What is expected » From the line that includes "Extract the structured" to the last line of the data, quote each line precisely; both boundary lines belong in the answer.

——

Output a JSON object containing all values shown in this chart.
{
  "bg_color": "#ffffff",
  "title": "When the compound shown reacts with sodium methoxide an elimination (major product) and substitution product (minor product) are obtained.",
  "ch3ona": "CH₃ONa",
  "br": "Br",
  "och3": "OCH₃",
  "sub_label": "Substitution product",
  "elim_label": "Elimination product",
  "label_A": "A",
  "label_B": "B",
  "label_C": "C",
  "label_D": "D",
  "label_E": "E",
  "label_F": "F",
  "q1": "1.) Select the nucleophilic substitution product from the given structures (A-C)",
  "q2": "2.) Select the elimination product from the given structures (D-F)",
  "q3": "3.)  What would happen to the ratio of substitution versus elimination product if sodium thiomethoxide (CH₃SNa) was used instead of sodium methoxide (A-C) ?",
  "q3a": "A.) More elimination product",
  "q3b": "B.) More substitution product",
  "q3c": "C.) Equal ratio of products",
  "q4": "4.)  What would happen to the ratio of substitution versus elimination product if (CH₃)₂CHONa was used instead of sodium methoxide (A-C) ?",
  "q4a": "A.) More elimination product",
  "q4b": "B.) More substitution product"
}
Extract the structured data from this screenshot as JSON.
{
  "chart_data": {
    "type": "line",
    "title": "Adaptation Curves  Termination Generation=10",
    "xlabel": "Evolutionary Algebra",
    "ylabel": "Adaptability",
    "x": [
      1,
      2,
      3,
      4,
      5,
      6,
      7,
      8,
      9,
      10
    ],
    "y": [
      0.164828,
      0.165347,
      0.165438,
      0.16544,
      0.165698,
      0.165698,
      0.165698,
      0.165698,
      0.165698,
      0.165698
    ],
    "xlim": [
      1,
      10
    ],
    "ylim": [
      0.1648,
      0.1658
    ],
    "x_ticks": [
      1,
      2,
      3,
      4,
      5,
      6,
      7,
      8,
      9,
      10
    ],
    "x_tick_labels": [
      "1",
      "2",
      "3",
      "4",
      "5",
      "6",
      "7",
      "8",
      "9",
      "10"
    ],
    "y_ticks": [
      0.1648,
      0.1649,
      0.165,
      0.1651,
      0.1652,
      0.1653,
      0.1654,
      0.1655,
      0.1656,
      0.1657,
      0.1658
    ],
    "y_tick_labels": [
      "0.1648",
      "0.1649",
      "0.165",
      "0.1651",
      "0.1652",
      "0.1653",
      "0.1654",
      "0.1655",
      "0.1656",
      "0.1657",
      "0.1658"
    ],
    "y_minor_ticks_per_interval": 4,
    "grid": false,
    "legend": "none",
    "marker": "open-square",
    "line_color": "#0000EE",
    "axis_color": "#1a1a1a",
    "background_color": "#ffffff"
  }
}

——

Response below »
Extract the structured data from this screenshot as JSON.
{
  "chart_data": {
    "type": "line",
    "title": "Adaptation Curves  Termination Generation=10",
    "xlabel": "Evolutionary Algebra",
    "ylabel": "Adaptability",
    "x": [
      1,
      2,
      3,
      4,
      5,
      6,
      7,
      8,
      9,
      10
    ],
    "y": [
      0.164828,
      0.165347,
      0.165438,
      0.16544,
      0.165698,
      0.165698,
      0.165698,
      0.165698,
      0.165698,
      0.165698
    ],
    "xlim": [
      1,
      10
    ],
    "ylim": [
      0.1648,
      0.1658
    ],
    "x_ticks": [
      1,
      2,
      3,
      4,
      5,
      6,
      7,
      8,
      9,
      10
    ],
    "x_tick_labels": [
      "1",
      "2",
      "3",
      "4",
      "5",
      "6",
      "7",
      "8",
      "9",
      "10"
    ],
    "y_ticks": [
      0.1648,
      0.1649,
      0.165,
      0.1651,
      0.1652,
      0.1653,
      0.1654,
      0.1655,
      0.1656,
      0.1657,
      0.1658
    ],
    "y_tick_labels": [
      "0.1648",
      "0.1649",
      "0.165",
      "0.1651",
      "0.1652",
      "0.1653",
      "0.1654",
      "0.1655",
      "0.1656",
      "0.1657",
      "0.1658"
    ],
    "y_minor_ticks_per_interval": 4,
    "grid": false,
    "legend": "none",
    "marker": "open-square",
    "line_color": "#0000EE",
    "axis_color": "#1a1a1a",
    "background_color": "#ffffff"
  }
}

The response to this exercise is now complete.